(Source records)
>> Begin

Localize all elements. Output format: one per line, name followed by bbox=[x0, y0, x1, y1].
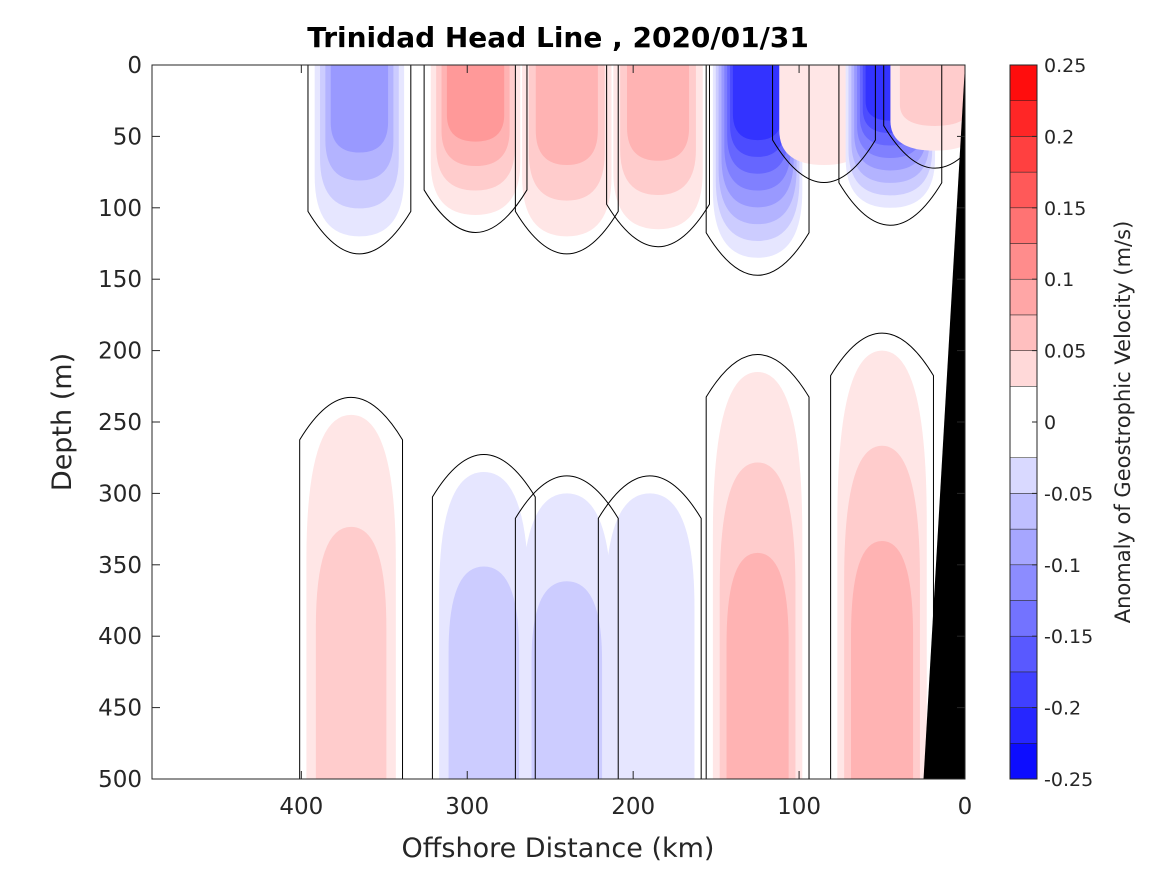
velocity-blob bbox=[712, 65, 803, 258]
colorbar-tick-label: 0.1 bbox=[1044, 269, 1074, 291]
y-tick-label: 400 bbox=[98, 624, 142, 650]
colorbar-tick-label: 0.2 bbox=[1044, 126, 1074, 148]
colorbar-segment bbox=[1009, 314, 1038, 351]
velocity-contour-band bbox=[535, 65, 598, 165]
colorbar-segment bbox=[1009, 64, 1038, 101]
colorbar: 0.25 0.2 0.15 0.1 0.05 0 -0.05 -0.1 -0.15 -0.2 -0.… bbox=[1009, 55, 1093, 791]
x-tick-label: 100 bbox=[777, 794, 821, 820]
velocity-blob bbox=[522, 65, 612, 237]
velocity-contour-band bbox=[850, 541, 914, 779]
bathymetry-mask bbox=[923, 65, 965, 779]
colorbar-segment bbox=[1009, 136, 1038, 173]
zero-contour-line bbox=[705, 65, 810, 276]
velocity-blob bbox=[605, 493, 695, 779]
colorbar-tick-label: 0.05 bbox=[1044, 341, 1086, 363]
zero-contour-line bbox=[299, 397, 404, 779]
colorbar-segment bbox=[1009, 457, 1038, 494]
velocity-blob bbox=[613, 65, 703, 230]
y-tick-label: 350 bbox=[98, 553, 142, 579]
y-tick-label: 250 bbox=[98, 410, 142, 436]
x-axis: 400 300 200 100 0 bbox=[279, 65, 972, 820]
y-tick-label: 100 bbox=[98, 196, 142, 222]
velocity-contour-band bbox=[446, 65, 505, 142]
zero-contour-line bbox=[883, 65, 965, 169]
zero-contour-line bbox=[838, 65, 943, 226]
colorbar-segment bbox=[1009, 493, 1038, 530]
zero-contour-line bbox=[606, 65, 710, 247]
colorbar-segment bbox=[1009, 243, 1038, 280]
colorbar-segment bbox=[1009, 100, 1038, 137]
colorbar-segment bbox=[1009, 671, 1038, 708]
y-axis-label: Depth (m) bbox=[47, 353, 78, 491]
colorbar-tick-label: -0.1 bbox=[1044, 555, 1081, 577]
y-tick-label: 200 bbox=[98, 339, 142, 365]
velocity-blob bbox=[712, 372, 803, 779]
colorbar-segment bbox=[1009, 528, 1038, 566]
velocity-contour-band bbox=[732, 65, 783, 141]
zero-contour-line bbox=[597, 475, 702, 779]
bathymetry-layer bbox=[923, 65, 965, 779]
x-tick-label: 0 bbox=[958, 794, 973, 820]
zero-contour-line bbox=[307, 65, 412, 255]
velocity-blob bbox=[314, 65, 405, 237]
colorbar-segment bbox=[1009, 350, 1038, 387]
colorbar-segment bbox=[1009, 635, 1038, 673]
chart-title: Trinidad Head Line , 2020/01/31 bbox=[307, 21, 809, 54]
velocity-contour-band bbox=[315, 526, 387, 779]
y-axis: 0 50 100 150 200 250 300 350 400 450 500 bbox=[98, 53, 965, 793]
colorbar-tick-label: -0.25 bbox=[1044, 769, 1093, 791]
velocity-contour-band bbox=[531, 581, 603, 779]
x-axis-label: Offshore Distance (km) bbox=[402, 833, 715, 864]
velocity-blob bbox=[439, 471, 529, 779]
y-tick-label: 0 bbox=[127, 53, 142, 79]
zero-contour-line bbox=[423, 65, 528, 233]
y-tick-label: 500 bbox=[98, 767, 142, 793]
colorbar-tick-label: -0.15 bbox=[1044, 626, 1093, 648]
colorbar-segment bbox=[1009, 707, 1038, 744]
x-tick-label: 300 bbox=[445, 794, 489, 820]
zero-contour-line bbox=[514, 65, 619, 255]
velocity-blob bbox=[890, 65, 965, 151]
zero-contour-line bbox=[705, 354, 810, 779]
zero-contour-line bbox=[431, 454, 536, 779]
colorbar-tick-label: 0.25 bbox=[1044, 55, 1086, 77]
zero-contour-line bbox=[830, 332, 934, 779]
colorbar-tick-label: -0.05 bbox=[1044, 483, 1093, 505]
y-tick-label: 50 bbox=[113, 124, 142, 150]
colorbar-segment bbox=[1009, 564, 1038, 601]
colorbar-segment bbox=[1009, 278, 1038, 316]
velocity-blob bbox=[837, 350, 927, 779]
zero-contour-line bbox=[772, 65, 876, 183]
colorbar-segment bbox=[1009, 743, 1038, 780]
colorbar-tick-label: 0 bbox=[1044, 412, 1056, 434]
velocity-contour-band bbox=[726, 552, 789, 779]
velocity-contour-band bbox=[626, 65, 690, 161]
y-tick-label: 300 bbox=[98, 481, 142, 507]
velocity-contour-band bbox=[330, 65, 389, 153]
velocity-fill-layer bbox=[306, 65, 965, 779]
colorbar-tick-label: 0.15 bbox=[1044, 198, 1086, 220]
colorbar-tick-label: -0.2 bbox=[1044, 698, 1081, 720]
x-tick-label: 400 bbox=[279, 794, 323, 820]
velocity-blob bbox=[430, 65, 521, 215]
colorbar-segment bbox=[1009, 171, 1038, 209]
y-tick-label: 450 bbox=[98, 696, 142, 722]
colorbar-segment bbox=[1009, 207, 1038, 244]
x-tick-label: 200 bbox=[611, 794, 655, 820]
y-tick-label: 150 bbox=[98, 267, 142, 293]
velocity-blob bbox=[522, 493, 612, 779]
velocity-contour-band bbox=[448, 566, 520, 779]
velocity-contour-band bbox=[899, 65, 965, 126]
velocity-blob bbox=[306, 414, 396, 779]
zero-contour-line bbox=[514, 475, 619, 779]
colorbar-segment bbox=[1009, 600, 1038, 637]
velocity-contour-band bbox=[605, 493, 695, 779]
colorbar-label: Anomaly of Geostrophic Velocity (m/s) bbox=[1111, 221, 1135, 624]
zero-contour-layer bbox=[299, 65, 965, 779]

>> End

» **Given exercise**
Please copy out every row word for word, from the one containing "velocity-blob bbox=[712, 65, 803, 258]" down to the one containing "velocity-blob bbox=[605, 493, 695, 779]", with both of those rows included.

» **Task solution**
velocity-blob bbox=[712, 65, 803, 258]
colorbar-tick-label: 0.1 bbox=[1044, 269, 1074, 291]
y-tick-label: 400 bbox=[98, 624, 142, 650]
colorbar-tick-label: 0.2 bbox=[1044, 126, 1074, 148]
colorbar-segment bbox=[1009, 314, 1038, 351]
velocity-contour-band bbox=[535, 65, 598, 165]
colorbar-segment bbox=[1009, 64, 1038, 101]
colorbar: 0.25 0.2 0.15 0.1 0.05 0 -0.05 -0.1 -0.15 -0.2 -0.… bbox=[1009, 55, 1093, 791]
x-tick-label: 100 bbox=[777, 794, 821, 820]
velocity-blob bbox=[522, 65, 612, 237]
velocity-contour-band bbox=[850, 541, 914, 779]
bathymetry-mask bbox=[923, 65, 965, 779]
colorbar-segment bbox=[1009, 136, 1038, 173]
zero-contour-line bbox=[705, 65, 810, 276]
velocity-blob bbox=[605, 493, 695, 779]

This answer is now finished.